(Dataset listings of figures)
+ + +
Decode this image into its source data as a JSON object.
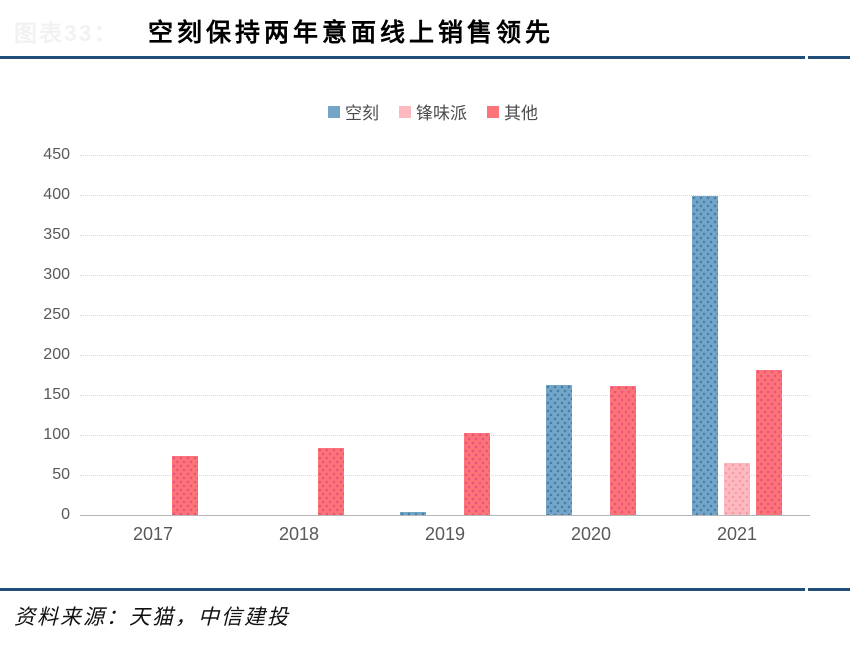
{
  "header": {
    "chart_label": "图表33：",
    "title": "空刻保持两年意面线上销售领先"
  },
  "chart_data": {
    "type": "bar",
    "title": "空刻保持两年意面线上销售领先",
    "categories": [
      "2017",
      "2018",
      "2019",
      "2020",
      "2021"
    ],
    "series": [
      {
        "name": "空刻",
        "color": "#74a4c6",
        "dot_color": "#3f7fae",
        "values": [
          null,
          null,
          4,
          163,
          399
        ]
      },
      {
        "name": "锋味派",
        "color": "#fcb9c0",
        "dot_color": "#f79aa8",
        "values": [
          null,
          null,
          null,
          null,
          65
        ]
      },
      {
        "name": "其他",
        "color": "#fb7478",
        "dot_color": "#ec4f7e",
        "values": [
          74,
          84,
          102,
          161,
          181
        ]
      }
    ],
    "ylim": [
      0,
      450
    ],
    "ytick_interval": 50,
    "yticks": [
      "450",
      "400",
      "350",
      "300",
      "250",
      "200",
      "150",
      "100",
      "50",
      "0"
    ],
    "grid": "horizontal-dotted",
    "legend_position": "top-center"
  },
  "footer": {
    "source_text": "资料来源：天猫，中信建投"
  },
  "colors": {
    "accent_rule": "#1f4e79",
    "axis_text": "#595959",
    "gridline": "#d9d9d9",
    "title_text": "#000000"
  }
}
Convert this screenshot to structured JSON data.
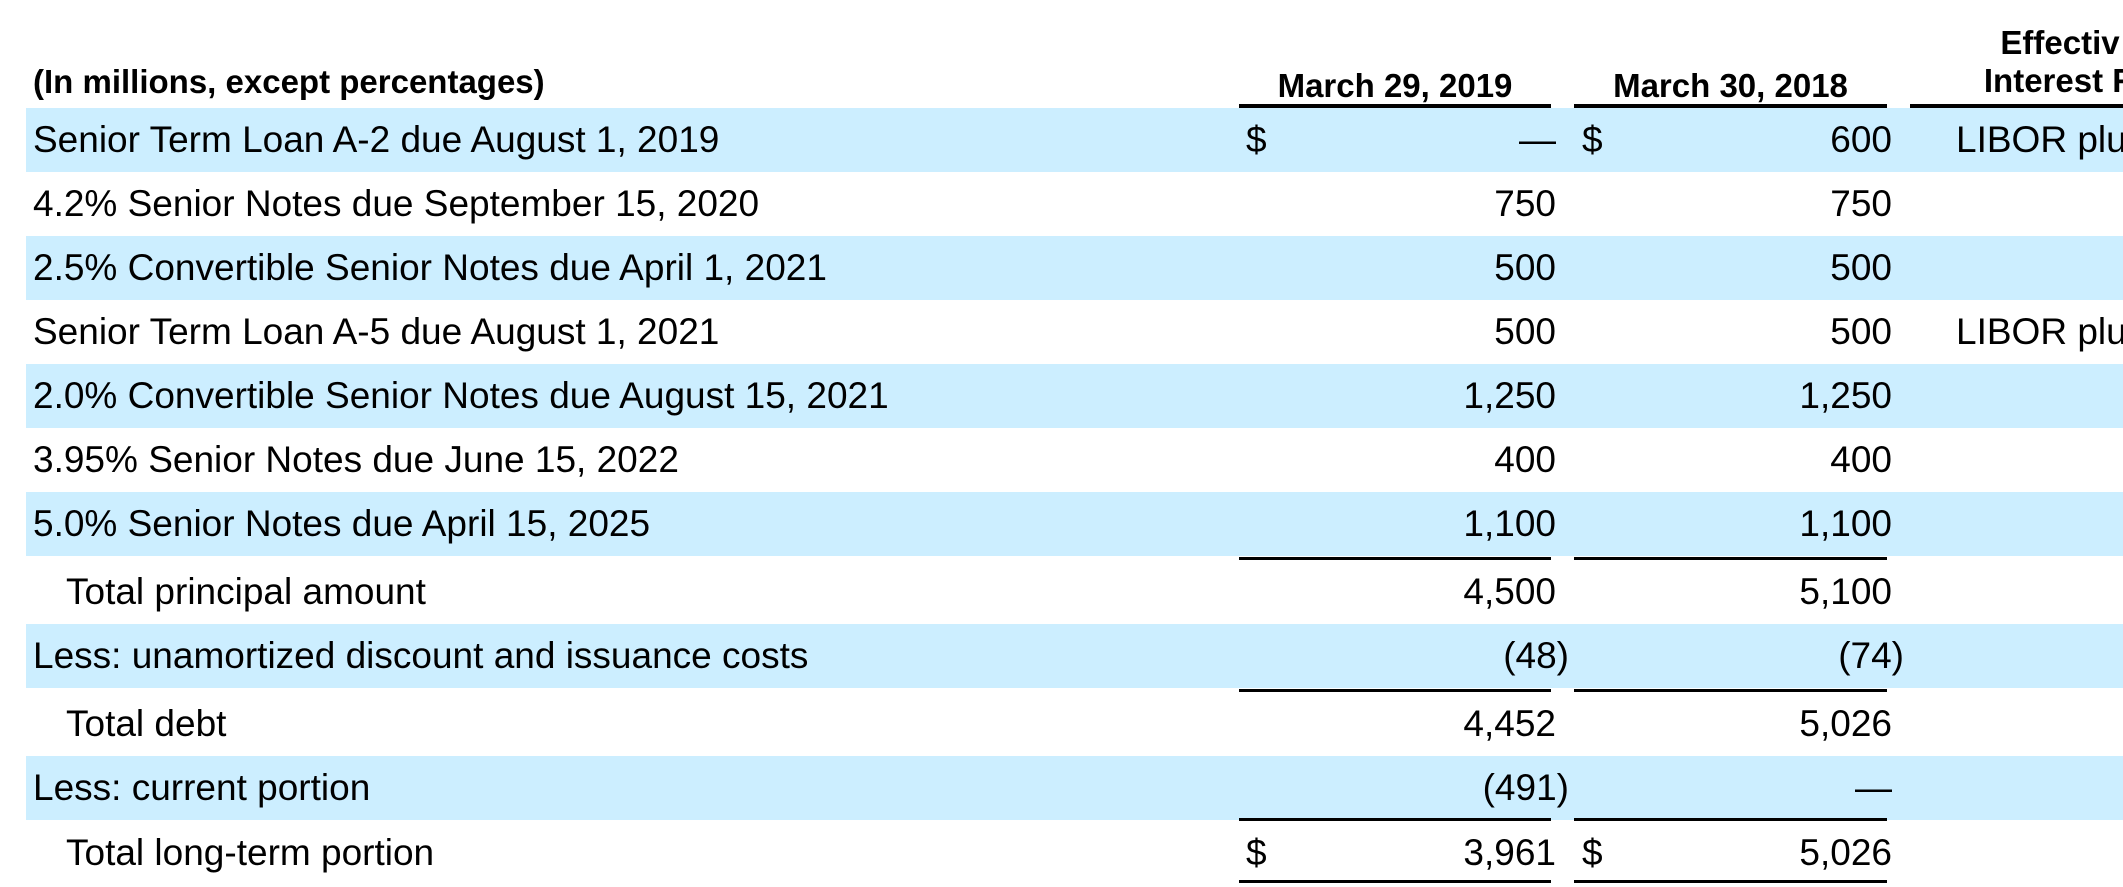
{
  "header": {
    "label": "(In millions, except percentages)",
    "col1": "March 29, 2019",
    "col2": "March 30, 2018",
    "col3_line1": "Effectiv",
    "col3_line2": "Interest R"
  },
  "rows": [
    {
      "label": "Senior Term Loan A-2 due August 1, 2019",
      "dollar1": "$",
      "v1": "—",
      "dollar2": "$",
      "v2": "600",
      "rate": "LIBOR plu"
    },
    {
      "label": "4.2% Senior Notes due September 15, 2020",
      "v1": "750",
      "v2": "750",
      "rate": ""
    },
    {
      "label": "2.5% Convertible Senior Notes due April 1, 2021",
      "v1": "500",
      "v2": "500",
      "rate": ""
    },
    {
      "label": "Senior Term Loan A-5 due August 1, 2021",
      "v1": "500",
      "v2": "500",
      "rate": "LIBOR plu"
    },
    {
      "label": "2.0% Convertible Senior Notes due August 15, 2021",
      "v1": "1,250",
      "v2": "1,250",
      "rate": ""
    },
    {
      "label": "3.95% Senior Notes due June 15, 2022",
      "v1": "400",
      "v2": "400",
      "rate": ""
    },
    {
      "label": "5.0% Senior Notes due April 15, 2025",
      "v1": "1,100",
      "v2": "1,100",
      "rate": ""
    },
    {
      "label": "Total principal amount",
      "v1": "4,500",
      "v2": "5,100"
    },
    {
      "label": "Less: unamortized discount and issuance costs",
      "v1": "(48)",
      "v2": "(74)"
    },
    {
      "label": "Total debt",
      "v1": "4,452",
      "v2": "5,026"
    },
    {
      "label": "Less: current portion",
      "v1": "(491)",
      "v2": "—"
    },
    {
      "label": "Total long-term portion",
      "dollar1": "$",
      "v1": "3,961",
      "dollar2": "$",
      "v2": "5,026"
    }
  ],
  "colors": {
    "row_shade": "#cceeff"
  }
}
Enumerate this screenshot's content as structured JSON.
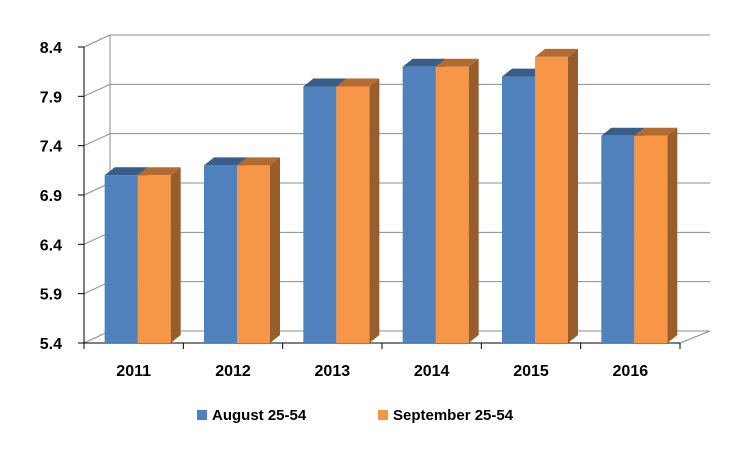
{
  "chart_data": {
    "type": "bar",
    "title": "",
    "xlabel": "",
    "ylabel": "",
    "categories": [
      "2011",
      "2012",
      "2013",
      "2014",
      "2015",
      "2016"
    ],
    "series": [
      {
        "name": "August 25-54",
        "color": "#4F81BD",
        "values": [
          7.1,
          7.2,
          8.0,
          8.2,
          8.1,
          7.5
        ]
      },
      {
        "name": "September 25-54",
        "color": "#F79646",
        "values": [
          7.1,
          7.2,
          8.0,
          8.2,
          8.3,
          7.5
        ]
      }
    ],
    "ylim": [
      5.4,
      8.4
    ],
    "yticks": [
      "5.4",
      "5.9",
      "6.4",
      "6.9",
      "7.4",
      "7.9",
      "8.4"
    ],
    "grid": true,
    "legend": "bottom-center",
    "style": "3d-clustered-column"
  }
}
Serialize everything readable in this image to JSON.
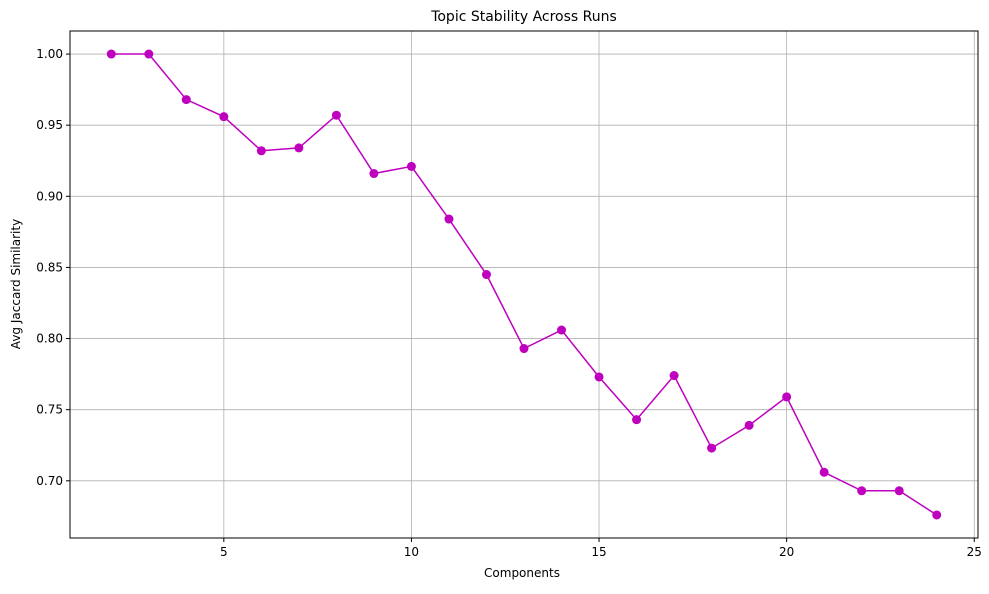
{
  "chart_data": {
    "type": "line",
    "title": "Topic Stability Across Runs",
    "x_label": "Components",
    "y_label": "Avg Jaccard Similarity",
    "x": [
      2,
      3,
      4,
      5,
      6,
      7,
      8,
      9,
      10,
      11,
      12,
      13,
      14,
      15,
      16,
      17,
      18,
      19,
      20,
      21,
      22,
      23,
      24
    ],
    "series": [
      {
        "name": "Avg Jaccard Similarity",
        "color": "#bf00bf",
        "values": [
          1.0,
          1.0,
          0.968,
          0.956,
          0.932,
          0.934,
          0.957,
          0.916,
          0.921,
          0.884,
          0.845,
          0.793,
          0.806,
          0.773,
          0.743,
          0.774,
          0.723,
          0.739,
          0.759,
          0.706,
          0.693,
          0.693,
          0.676
        ]
      }
    ],
    "xlim": [
      0.9,
      25.1
    ],
    "xticks": [
      5,
      10,
      15,
      20,
      25
    ],
    "ylim": [
      0.6598,
      1.0162
    ],
    "yticks": [
      {
        "value": 0.7,
        "label": "0.70"
      },
      0.75,
      {
        "value": 0.8,
        "label": "0.80"
      },
      0.85,
      {
        "value": 0.9,
        "label": "0.90"
      },
      0.95,
      {
        "value": 1.0,
        "label": "1.00"
      }
    ],
    "grid": true
  }
}
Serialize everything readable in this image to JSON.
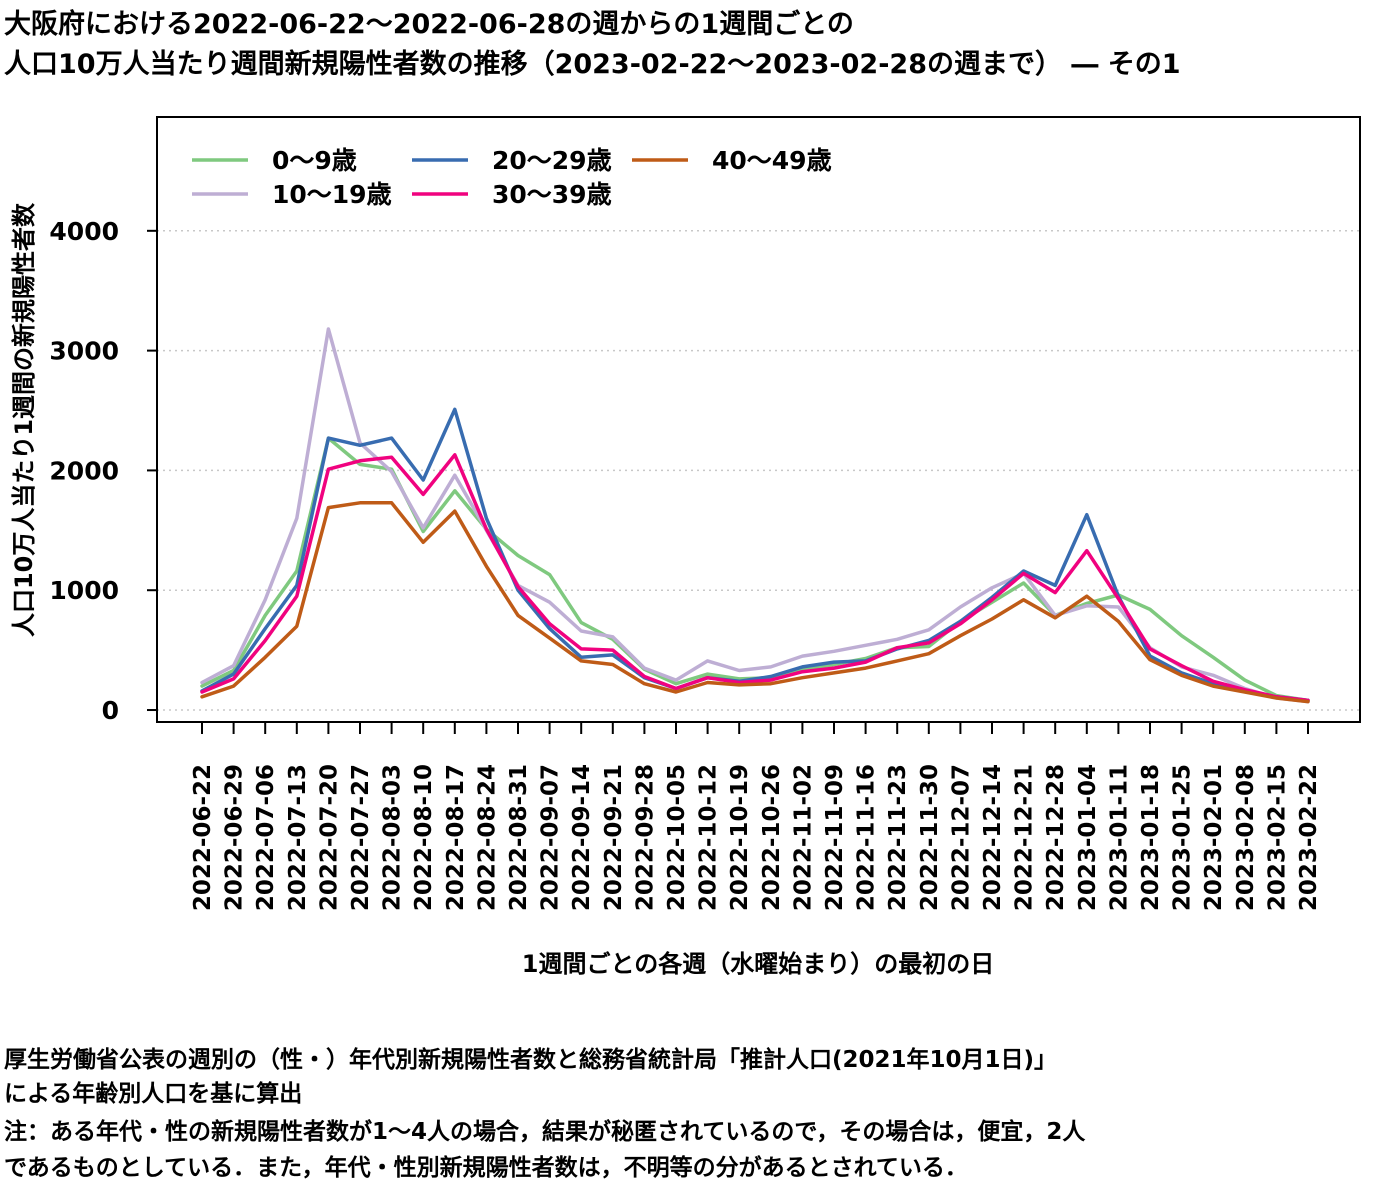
{
  "title": {
    "line1": "大阪府における2022-06-22〜2022-06-28の週からの1週間ごとの",
    "line2": "人口10万人当たり週間新規陽性者数の推移（2023-02-22〜2023-02-28の週まで） ― その1"
  },
  "notes": [
    "厚生労働省公表の週別の（性・）年代別新規陽性者数と総務省統計局「推計人口(2021年10月1日)」",
    "による年齢別人口を基に算出",
    "注：ある年代・性の新規陽性者数が1〜4人の場合，結果が秘匿されているので，その場合は，便宜，2人",
    "であるものとしている．また，年代・性別新規陽性者数は，不明等の分があるとされている．"
  ],
  "chart_data": {
    "type": "line",
    "xlabel": "1週間ごとの各週（水曜始まり）の最初の日",
    "ylabel": "人口10万人当たり1週間の新規陽性者数",
    "ylim": [
      -100,
      4950
    ],
    "yticks": [
      0,
      1000,
      2000,
      3000,
      4000
    ],
    "grid": "horizontal dotted",
    "legend_position": "top-left",
    "categories": [
      "2022-06-22",
      "2022-06-29",
      "2022-07-06",
      "2022-07-13",
      "2022-07-20",
      "2022-07-27",
      "2022-08-03",
      "2022-08-10",
      "2022-08-17",
      "2022-08-24",
      "2022-08-31",
      "2022-09-07",
      "2022-09-14",
      "2022-09-21",
      "2022-09-28",
      "2022-10-05",
      "2022-10-12",
      "2022-10-19",
      "2022-10-26",
      "2022-11-02",
      "2022-11-09",
      "2022-11-16",
      "2022-11-23",
      "2022-11-30",
      "2022-12-07",
      "2022-12-14",
      "2022-12-21",
      "2022-12-28",
      "2023-01-04",
      "2023-01-11",
      "2023-01-18",
      "2023-01-25",
      "2023-02-01",
      "2023-02-08",
      "2023-02-15",
      "2023-02-22"
    ],
    "series": [
      {
        "name": "0〜9歳",
        "color": "#7fc97f",
        "values": [
          200,
          330,
          790,
          1160,
          2270,
          2050,
          2010,
          1490,
          1830,
          1510,
          1290,
          1130,
          730,
          590,
          340,
          220,
          300,
          260,
          270,
          340,
          380,
          430,
          520,
          530,
          740,
          900,
          1060,
          790,
          890,
          960,
          840,
          620,
          440,
          250,
          120,
          80
        ]
      },
      {
        "name": "10〜19歳",
        "color": "#beaed4",
        "values": [
          230,
          370,
          920,
          1600,
          3180,
          2230,
          1990,
          1520,
          1960,
          1500,
          1040,
          900,
          660,
          610,
          350,
          250,
          410,
          330,
          360,
          450,
          490,
          540,
          590,
          670,
          860,
          1020,
          1140,
          790,
          870,
          860,
          520,
          360,
          290,
          180,
          100,
          70
        ]
      },
      {
        "name": "20〜29歳",
        "color": "#386cb0",
        "values": [
          160,
          300,
          680,
          1040,
          2270,
          2210,
          2270,
          1920,
          2510,
          1600,
          1000,
          680,
          440,
          460,
          270,
          180,
          270,
          240,
          280,
          360,
          400,
          410,
          510,
          580,
          740,
          940,
          1160,
          1040,
          1630,
          950,
          450,
          310,
          220,
          160,
          110,
          80
        ]
      },
      {
        "name": "30〜39歳",
        "color": "#f0027f",
        "values": [
          150,
          260,
          580,
          950,
          2010,
          2080,
          2110,
          1800,
          2130,
          1510,
          1030,
          720,
          510,
          500,
          280,
          180,
          270,
          230,
          250,
          320,
          350,
          400,
          520,
          560,
          720,
          920,
          1140,
          980,
          1330,
          930,
          510,
          370,
          240,
          170,
          110,
          80
        ]
      },
      {
        "name": "40〜49歳",
        "color": "#bf5b17",
        "values": [
          110,
          200,
          440,
          700,
          1690,
          1730,
          1730,
          1400,
          1660,
          1200,
          790,
          600,
          410,
          380,
          220,
          150,
          230,
          210,
          220,
          270,
          310,
          350,
          410,
          470,
          620,
          760,
          920,
          770,
          950,
          740,
          420,
          290,
          200,
          150,
          100,
          70
        ]
      }
    ]
  }
}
+ + +
| What is required |
In the material above, find the lines that contain "April" and show them.

| Result of this task |
      "label": "2.5% Convertible Senior Notes due April 1, 2021",
      "label": "5.0% Senior Notes due April 15, 2025",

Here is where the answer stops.